• **Available data**
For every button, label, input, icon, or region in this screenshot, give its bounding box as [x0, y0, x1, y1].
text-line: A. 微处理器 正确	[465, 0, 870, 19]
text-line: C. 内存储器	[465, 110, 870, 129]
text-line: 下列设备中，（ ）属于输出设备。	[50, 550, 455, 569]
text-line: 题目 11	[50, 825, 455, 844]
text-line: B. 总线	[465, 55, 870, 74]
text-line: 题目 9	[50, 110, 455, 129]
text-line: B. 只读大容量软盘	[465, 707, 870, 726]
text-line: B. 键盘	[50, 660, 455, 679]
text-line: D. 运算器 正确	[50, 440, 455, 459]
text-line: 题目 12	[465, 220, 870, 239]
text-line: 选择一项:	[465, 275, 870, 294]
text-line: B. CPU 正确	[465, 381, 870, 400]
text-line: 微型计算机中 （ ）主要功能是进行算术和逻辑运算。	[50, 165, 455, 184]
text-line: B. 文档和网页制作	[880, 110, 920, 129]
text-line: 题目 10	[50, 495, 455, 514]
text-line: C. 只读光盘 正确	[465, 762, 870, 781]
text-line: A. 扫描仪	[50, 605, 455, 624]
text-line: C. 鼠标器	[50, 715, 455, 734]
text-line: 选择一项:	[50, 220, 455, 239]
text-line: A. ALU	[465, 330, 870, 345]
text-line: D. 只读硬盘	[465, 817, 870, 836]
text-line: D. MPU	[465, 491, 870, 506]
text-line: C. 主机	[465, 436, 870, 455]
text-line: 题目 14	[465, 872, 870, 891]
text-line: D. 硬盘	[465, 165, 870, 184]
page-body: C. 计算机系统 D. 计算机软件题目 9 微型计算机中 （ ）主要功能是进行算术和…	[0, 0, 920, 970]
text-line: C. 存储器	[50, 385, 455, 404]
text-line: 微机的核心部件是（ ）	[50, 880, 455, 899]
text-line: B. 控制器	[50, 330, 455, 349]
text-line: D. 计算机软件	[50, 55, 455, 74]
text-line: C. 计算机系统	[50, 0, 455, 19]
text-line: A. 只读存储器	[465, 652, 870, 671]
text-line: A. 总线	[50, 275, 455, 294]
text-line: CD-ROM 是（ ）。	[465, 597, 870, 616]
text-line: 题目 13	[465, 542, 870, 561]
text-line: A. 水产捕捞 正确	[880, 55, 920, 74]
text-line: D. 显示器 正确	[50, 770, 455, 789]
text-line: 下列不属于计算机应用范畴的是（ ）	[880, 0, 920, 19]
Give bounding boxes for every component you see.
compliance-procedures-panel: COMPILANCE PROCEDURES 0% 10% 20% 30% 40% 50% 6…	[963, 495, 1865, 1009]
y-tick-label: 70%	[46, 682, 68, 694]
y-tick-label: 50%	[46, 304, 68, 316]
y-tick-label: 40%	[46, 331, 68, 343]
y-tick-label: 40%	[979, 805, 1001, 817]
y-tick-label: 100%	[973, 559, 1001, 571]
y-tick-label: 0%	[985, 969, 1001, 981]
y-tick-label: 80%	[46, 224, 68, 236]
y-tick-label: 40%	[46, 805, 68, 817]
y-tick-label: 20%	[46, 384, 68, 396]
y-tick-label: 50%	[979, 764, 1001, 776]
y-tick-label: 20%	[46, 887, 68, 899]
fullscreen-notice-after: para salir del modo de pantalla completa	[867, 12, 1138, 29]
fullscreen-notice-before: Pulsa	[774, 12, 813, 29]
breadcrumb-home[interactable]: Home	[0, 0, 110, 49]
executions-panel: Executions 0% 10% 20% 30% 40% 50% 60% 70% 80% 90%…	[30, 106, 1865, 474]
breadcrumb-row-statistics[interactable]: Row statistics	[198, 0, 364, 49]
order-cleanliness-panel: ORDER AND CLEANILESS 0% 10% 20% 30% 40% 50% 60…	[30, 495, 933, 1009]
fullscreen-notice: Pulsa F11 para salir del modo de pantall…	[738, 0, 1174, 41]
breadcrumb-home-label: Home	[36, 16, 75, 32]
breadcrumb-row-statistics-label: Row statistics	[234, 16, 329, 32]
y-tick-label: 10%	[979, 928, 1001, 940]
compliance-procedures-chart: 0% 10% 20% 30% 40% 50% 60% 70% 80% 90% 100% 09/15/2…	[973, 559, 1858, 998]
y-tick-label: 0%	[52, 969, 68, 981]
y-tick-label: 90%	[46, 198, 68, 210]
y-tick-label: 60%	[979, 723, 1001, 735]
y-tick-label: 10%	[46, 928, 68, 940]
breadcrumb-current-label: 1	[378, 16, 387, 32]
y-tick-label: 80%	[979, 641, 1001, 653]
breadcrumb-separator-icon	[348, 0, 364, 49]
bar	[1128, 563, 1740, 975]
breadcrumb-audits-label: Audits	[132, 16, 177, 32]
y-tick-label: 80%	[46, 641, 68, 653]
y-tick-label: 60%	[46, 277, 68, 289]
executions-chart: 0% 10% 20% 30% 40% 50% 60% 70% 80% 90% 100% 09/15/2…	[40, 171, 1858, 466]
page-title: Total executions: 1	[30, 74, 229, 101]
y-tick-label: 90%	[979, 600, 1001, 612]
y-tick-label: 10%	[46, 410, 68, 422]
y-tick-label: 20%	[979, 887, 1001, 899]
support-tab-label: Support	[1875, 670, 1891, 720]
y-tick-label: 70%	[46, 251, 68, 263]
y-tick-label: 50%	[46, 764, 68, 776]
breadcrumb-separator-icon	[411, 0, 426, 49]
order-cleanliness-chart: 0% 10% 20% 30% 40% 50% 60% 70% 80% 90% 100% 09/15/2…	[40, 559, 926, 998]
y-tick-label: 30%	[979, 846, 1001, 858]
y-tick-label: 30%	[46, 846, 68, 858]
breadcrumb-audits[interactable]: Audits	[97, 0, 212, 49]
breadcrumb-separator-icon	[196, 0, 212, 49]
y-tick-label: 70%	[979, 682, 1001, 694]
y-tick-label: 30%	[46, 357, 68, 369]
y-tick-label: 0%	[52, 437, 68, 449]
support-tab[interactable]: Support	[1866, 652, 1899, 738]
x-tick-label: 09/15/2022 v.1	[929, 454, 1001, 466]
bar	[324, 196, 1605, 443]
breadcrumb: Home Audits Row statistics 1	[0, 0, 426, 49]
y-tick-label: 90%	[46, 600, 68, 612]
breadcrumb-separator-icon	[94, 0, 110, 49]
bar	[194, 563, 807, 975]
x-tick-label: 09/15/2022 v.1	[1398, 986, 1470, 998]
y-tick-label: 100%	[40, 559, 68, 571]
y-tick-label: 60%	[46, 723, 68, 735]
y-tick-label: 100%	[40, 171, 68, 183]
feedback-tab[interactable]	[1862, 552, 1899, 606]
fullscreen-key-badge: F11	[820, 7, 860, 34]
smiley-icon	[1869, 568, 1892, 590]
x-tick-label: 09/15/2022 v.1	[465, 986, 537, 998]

• **Exercise**
Find every line in the listing above that contains the string "interactable", treating uppercase and lowercase as distinct, and copy each such line in full.

• **Answer**
breadcrumb-home[interactable]: Home	[0, 0, 110, 49]
breadcrumb-row-statistics[interactable]: Row statistics	[198, 0, 364, 49]
breadcrumb-audits[interactable]: Audits	[97, 0, 212, 49]
support-tab[interactable]: Support	[1866, 652, 1899, 738]
feedback-tab[interactable]	[1862, 552, 1899, 606]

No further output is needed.